Dataset records:
____________
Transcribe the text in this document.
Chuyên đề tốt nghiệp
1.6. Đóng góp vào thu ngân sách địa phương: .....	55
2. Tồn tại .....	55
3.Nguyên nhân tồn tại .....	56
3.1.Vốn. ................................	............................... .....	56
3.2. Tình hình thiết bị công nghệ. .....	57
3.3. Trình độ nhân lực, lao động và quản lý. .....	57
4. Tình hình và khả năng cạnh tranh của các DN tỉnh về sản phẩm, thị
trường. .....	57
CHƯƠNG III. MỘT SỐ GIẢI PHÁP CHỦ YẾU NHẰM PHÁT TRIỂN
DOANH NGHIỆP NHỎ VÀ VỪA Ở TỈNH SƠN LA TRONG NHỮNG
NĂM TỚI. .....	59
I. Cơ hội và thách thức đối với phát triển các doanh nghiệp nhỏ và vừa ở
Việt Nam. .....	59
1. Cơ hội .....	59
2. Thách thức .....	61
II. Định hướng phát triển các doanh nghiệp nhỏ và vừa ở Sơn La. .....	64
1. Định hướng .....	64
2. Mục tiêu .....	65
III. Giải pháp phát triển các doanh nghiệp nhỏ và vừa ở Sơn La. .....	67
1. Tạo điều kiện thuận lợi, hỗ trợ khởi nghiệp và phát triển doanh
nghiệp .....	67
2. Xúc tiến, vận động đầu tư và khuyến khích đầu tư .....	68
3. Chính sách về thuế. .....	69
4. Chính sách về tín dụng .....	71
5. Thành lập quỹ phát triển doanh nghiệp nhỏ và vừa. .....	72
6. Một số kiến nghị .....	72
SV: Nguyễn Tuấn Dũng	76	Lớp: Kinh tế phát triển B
____________
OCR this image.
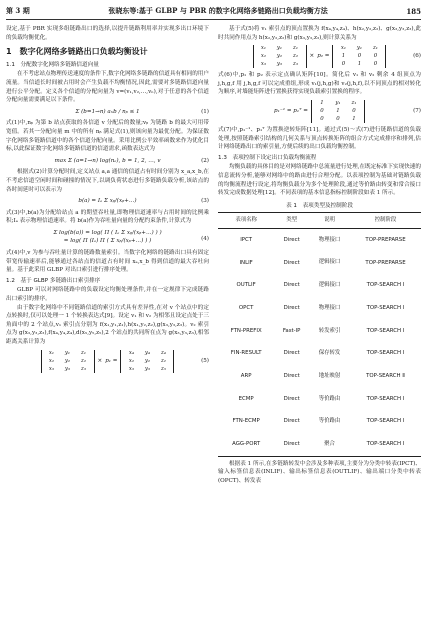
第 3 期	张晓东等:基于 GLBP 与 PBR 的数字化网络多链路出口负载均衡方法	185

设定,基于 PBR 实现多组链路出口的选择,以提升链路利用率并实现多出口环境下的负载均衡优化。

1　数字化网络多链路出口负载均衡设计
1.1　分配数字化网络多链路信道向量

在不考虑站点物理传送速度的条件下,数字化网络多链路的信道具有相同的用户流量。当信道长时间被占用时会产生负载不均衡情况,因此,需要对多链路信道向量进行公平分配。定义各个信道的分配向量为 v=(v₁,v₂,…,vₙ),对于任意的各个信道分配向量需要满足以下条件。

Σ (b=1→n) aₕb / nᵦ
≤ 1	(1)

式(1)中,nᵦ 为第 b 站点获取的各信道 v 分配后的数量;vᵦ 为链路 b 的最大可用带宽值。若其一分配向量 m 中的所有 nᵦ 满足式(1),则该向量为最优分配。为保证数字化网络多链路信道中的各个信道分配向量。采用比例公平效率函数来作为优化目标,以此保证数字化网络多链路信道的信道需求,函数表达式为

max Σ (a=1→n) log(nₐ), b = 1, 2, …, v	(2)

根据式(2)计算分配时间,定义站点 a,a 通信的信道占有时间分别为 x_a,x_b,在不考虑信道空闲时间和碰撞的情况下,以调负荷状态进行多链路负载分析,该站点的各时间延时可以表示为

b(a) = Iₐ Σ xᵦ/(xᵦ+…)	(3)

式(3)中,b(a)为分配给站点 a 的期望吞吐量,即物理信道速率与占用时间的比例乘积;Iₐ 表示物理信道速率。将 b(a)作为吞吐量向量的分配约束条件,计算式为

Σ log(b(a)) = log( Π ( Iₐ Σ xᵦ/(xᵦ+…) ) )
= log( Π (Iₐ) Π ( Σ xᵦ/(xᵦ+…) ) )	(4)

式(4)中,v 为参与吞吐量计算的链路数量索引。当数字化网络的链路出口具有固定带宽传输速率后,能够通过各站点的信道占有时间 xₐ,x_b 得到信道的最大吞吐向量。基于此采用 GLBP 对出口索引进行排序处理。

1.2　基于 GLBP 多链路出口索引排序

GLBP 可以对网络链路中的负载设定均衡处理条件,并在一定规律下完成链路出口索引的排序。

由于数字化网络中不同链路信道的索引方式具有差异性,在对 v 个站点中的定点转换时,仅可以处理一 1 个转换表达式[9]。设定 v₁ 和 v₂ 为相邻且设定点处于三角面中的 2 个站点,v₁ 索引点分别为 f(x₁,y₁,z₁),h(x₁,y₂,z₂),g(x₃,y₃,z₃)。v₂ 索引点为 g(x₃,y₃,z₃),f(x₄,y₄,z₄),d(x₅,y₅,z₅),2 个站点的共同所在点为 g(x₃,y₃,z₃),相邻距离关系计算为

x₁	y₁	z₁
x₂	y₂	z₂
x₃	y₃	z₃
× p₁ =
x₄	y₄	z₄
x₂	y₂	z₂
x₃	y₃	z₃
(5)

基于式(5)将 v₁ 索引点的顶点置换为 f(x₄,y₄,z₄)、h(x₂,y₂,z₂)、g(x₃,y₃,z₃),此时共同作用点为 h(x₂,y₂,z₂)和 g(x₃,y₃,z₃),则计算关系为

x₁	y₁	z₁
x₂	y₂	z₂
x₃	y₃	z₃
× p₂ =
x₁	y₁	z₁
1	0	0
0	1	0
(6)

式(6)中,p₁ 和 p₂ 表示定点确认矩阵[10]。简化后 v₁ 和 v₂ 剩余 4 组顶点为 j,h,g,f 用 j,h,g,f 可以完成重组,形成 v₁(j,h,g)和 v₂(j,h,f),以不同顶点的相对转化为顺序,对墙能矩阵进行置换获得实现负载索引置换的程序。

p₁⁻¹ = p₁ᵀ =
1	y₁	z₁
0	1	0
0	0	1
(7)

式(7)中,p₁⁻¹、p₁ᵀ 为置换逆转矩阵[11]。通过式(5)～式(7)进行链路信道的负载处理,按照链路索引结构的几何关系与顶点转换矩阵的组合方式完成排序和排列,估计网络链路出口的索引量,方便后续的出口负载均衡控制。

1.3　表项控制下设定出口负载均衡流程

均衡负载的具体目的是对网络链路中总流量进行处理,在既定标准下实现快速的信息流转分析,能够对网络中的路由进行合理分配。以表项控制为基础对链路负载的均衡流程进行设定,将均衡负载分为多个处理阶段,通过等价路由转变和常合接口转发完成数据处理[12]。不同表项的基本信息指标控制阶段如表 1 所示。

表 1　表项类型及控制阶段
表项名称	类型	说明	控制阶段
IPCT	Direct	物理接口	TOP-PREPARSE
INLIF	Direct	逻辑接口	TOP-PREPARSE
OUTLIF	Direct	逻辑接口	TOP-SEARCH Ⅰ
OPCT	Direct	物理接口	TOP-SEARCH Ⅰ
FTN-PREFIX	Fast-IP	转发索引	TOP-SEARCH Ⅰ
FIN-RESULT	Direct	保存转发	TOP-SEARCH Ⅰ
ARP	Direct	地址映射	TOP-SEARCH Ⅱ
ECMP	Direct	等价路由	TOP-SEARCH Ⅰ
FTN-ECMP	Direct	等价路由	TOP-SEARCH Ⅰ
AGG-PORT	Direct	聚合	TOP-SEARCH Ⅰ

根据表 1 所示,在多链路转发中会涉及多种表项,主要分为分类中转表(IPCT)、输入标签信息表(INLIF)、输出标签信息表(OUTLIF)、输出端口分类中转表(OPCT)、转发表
____________
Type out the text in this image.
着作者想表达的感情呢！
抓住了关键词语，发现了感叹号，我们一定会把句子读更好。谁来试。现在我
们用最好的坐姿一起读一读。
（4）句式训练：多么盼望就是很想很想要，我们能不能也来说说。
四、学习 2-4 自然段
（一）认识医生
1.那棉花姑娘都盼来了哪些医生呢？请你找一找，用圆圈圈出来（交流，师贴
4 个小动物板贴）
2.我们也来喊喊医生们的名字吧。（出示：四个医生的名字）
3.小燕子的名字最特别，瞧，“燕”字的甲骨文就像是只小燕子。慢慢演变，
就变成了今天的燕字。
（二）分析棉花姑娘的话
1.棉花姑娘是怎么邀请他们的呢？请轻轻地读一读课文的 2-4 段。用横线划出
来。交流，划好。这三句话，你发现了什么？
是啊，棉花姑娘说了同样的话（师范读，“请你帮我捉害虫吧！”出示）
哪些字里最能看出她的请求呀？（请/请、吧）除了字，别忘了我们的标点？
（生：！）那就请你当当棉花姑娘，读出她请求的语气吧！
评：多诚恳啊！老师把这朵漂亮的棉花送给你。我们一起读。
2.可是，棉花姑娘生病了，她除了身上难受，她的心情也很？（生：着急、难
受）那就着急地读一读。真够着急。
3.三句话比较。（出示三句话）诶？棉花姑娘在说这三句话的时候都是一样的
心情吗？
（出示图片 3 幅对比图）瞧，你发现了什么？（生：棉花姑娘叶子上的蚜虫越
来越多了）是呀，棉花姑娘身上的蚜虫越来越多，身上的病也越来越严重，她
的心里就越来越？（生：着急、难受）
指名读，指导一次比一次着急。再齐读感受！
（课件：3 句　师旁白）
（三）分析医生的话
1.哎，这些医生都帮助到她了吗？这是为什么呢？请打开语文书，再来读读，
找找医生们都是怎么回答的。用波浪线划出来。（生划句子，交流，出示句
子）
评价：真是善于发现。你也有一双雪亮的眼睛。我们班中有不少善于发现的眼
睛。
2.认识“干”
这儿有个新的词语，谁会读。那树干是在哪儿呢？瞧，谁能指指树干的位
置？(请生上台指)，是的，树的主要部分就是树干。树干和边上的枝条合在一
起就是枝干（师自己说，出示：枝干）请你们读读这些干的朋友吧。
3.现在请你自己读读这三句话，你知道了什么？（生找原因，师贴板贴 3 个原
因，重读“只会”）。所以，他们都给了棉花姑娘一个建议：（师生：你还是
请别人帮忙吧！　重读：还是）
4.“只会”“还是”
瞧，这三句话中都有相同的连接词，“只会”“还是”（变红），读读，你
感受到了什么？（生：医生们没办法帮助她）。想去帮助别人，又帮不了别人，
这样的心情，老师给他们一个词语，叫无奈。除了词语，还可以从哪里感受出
____________
Select every line in the material above where the string "thức" occurs, and copy it.

I. Cơ hội và thách thức đối với phát triển các doanh nghiệp nhỏ và vừa ở
2. Thách thức .....	61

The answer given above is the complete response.